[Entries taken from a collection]
= = =

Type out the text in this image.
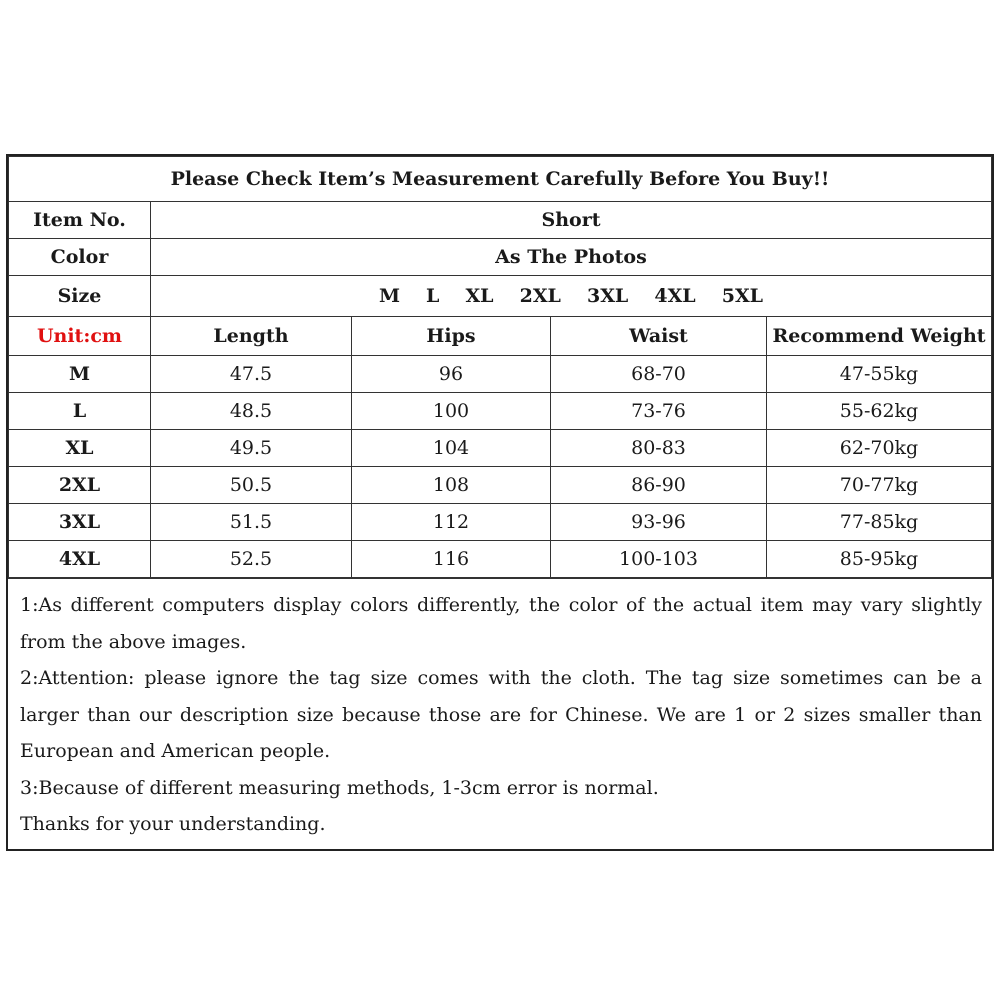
Please Check Item’s Measurement Carefully Before You Buy!!				
Item No.	Short			
Color	As The Photos			
Size	M L XL 2XL 3XL 4XL 5XL			
Unit:cm	Length	Hips	Waist	Recommend Weight
M	47.5	96	68-70	47-55kg
L	48.5	100	73-76	55-62kg
XL	49.5	104	80-83	62-70kg
2XL	50.5	108	86-90	70-77kg
3XL	51.5	112	93-96	77-85kg
4XL	52.5	116	100-103	85-95kg

1:As different computers display colors differently, the color of the actual item may vary slightly from the above images.

2:Attention: please ignore the tag size comes with the cloth. The tag size sometimes can be a larger than our description size because those are for Chinese. We are 1 or 2 sizes smaller than European and American people.

3:Because of different measuring methods, 1-3cm error is normal.

Thanks for your understanding.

= = =

The required output is the number of lines containing the word "different", and nothing besides.

| OUTPUT FOR THIS EXERCISE |
2